**WHAT IS NEEDED:**
Using the entries below, return word for word the lines from the one containing "Read all visible content and emit it as JSON." up to and including the last.

**RECORDS FOR THIS EXERCISE:**
■ ■ ■ ■ ■ ■ ■

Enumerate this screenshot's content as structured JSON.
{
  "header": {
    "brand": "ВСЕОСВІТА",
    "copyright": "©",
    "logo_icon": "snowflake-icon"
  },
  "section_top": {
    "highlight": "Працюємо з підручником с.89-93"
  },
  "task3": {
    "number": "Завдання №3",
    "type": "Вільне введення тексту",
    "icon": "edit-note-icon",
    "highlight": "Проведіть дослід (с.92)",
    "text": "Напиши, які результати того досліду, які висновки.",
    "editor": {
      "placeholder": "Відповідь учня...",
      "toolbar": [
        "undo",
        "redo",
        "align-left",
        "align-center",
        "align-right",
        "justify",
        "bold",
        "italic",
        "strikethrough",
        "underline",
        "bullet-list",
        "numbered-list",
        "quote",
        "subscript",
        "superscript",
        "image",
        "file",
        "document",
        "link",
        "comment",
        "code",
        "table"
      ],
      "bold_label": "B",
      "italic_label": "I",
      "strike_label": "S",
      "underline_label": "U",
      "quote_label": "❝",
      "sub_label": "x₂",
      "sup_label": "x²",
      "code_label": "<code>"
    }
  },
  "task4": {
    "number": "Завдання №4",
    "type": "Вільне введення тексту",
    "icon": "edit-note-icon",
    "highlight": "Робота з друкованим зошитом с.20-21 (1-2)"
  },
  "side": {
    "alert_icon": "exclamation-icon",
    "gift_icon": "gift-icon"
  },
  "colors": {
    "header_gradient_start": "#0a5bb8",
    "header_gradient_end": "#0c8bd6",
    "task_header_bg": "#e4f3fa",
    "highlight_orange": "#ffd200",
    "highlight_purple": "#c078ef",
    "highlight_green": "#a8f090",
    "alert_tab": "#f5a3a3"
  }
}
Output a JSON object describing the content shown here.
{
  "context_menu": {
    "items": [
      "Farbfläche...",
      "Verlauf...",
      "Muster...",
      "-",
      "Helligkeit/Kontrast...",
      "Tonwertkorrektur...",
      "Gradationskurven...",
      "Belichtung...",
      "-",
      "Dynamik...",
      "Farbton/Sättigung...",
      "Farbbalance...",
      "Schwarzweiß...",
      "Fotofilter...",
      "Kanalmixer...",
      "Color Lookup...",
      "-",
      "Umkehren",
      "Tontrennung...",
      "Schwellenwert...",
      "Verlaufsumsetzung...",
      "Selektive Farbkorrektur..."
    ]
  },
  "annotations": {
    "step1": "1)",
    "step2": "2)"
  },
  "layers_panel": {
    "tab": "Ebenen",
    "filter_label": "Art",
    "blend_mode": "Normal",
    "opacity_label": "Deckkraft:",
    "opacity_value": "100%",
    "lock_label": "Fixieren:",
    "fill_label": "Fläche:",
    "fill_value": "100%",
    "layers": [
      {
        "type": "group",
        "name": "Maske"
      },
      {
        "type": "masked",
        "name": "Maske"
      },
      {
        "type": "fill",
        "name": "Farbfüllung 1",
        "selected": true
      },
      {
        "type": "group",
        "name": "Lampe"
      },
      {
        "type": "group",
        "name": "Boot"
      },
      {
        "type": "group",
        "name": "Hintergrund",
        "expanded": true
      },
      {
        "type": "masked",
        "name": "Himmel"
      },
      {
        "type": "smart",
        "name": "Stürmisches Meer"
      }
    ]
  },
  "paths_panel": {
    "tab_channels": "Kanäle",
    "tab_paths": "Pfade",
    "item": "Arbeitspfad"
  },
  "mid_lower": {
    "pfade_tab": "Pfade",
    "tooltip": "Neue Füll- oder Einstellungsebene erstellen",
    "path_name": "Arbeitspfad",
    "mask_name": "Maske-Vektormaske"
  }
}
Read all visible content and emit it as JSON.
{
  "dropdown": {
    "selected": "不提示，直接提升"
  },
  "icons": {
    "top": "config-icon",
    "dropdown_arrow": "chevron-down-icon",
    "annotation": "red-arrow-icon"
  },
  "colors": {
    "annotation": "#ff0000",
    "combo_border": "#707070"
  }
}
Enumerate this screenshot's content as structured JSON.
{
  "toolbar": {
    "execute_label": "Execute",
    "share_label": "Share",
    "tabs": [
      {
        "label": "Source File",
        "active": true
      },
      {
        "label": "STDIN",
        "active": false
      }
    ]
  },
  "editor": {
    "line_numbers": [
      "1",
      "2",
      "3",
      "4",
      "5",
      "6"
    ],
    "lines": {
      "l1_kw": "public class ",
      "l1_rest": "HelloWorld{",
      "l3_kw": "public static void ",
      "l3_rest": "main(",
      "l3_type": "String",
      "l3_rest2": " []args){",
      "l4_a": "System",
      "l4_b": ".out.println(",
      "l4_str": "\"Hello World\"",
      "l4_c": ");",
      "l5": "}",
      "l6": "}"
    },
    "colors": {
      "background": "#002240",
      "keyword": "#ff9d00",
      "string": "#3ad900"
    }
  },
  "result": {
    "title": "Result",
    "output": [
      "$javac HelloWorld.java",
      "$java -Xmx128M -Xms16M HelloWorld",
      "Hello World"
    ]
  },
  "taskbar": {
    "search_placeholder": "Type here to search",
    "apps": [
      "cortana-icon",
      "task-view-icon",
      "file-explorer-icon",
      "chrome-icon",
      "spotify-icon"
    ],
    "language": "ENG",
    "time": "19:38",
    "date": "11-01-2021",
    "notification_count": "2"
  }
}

■ ■ ■ ■ ■ ■ ■

**TASK SOLUTION:**
Read all visible content and emit it as JSON.
{
  "dropdown": {
    "selected": "不提示，直接提升"
  },
  "icons": {
    "top": "config-icon",
    "dropdown_arrow": "chevron-down-icon",
    "annotation": "red-arrow-icon"
  },
  "colors": {
    "annotation": "#ff0000",
    "combo_border": "#707070"
  }
}
Enumerate this screenshot's content as structured JSON.
{
  "toolbar": {
    "execute_label": "Execute",
    "share_label": "Share",
    "tabs": [
      {
        "label": "Source File",
        "active": true
      },
      {
        "label": "STDIN",
        "active": false
      }
    ]
  },
  "editor": {
    "line_numbers": [
      "1",
      "2",
      "3",
      "4",
      "5",
      "6"
    ],
    "lines": {
      "l1_kw": "public class ",
      "l1_rest": "HelloWorld{",
      "l3_kw": "public static void ",
      "l3_rest": "main(",
      "l3_type": "String",
      "l3_rest2": " []args){",
      "l4_a": "System",
      "l4_b": ".out.println(",
      "l4_str": "\"Hello World\"",
      "l4_c": ");",
      "l5": "}",
      "l6": "}"
    },
    "colors": {
      "background": "#002240",
      "keyword": "#ff9d00",
      "string": "#3ad900"
    }
  },
  "result": {
    "title": "Result",
    "output": [
      "$javac HelloWorld.java",
      "$java -Xmx128M -Xms16M HelloWorld",
      "Hello World"
    ]
  },
  "taskbar": {
    "search_placeholder": "Type here to search",
    "apps": [
      "cortana-icon",
      "task-view-icon",
      "file-explorer-icon",
      "chrome-icon",
      "spotify-icon"
    ],
    "language": "ENG",
    "time": "19:38",
    "date": "11-01-2021",
    "notification_count": "2"
  }
}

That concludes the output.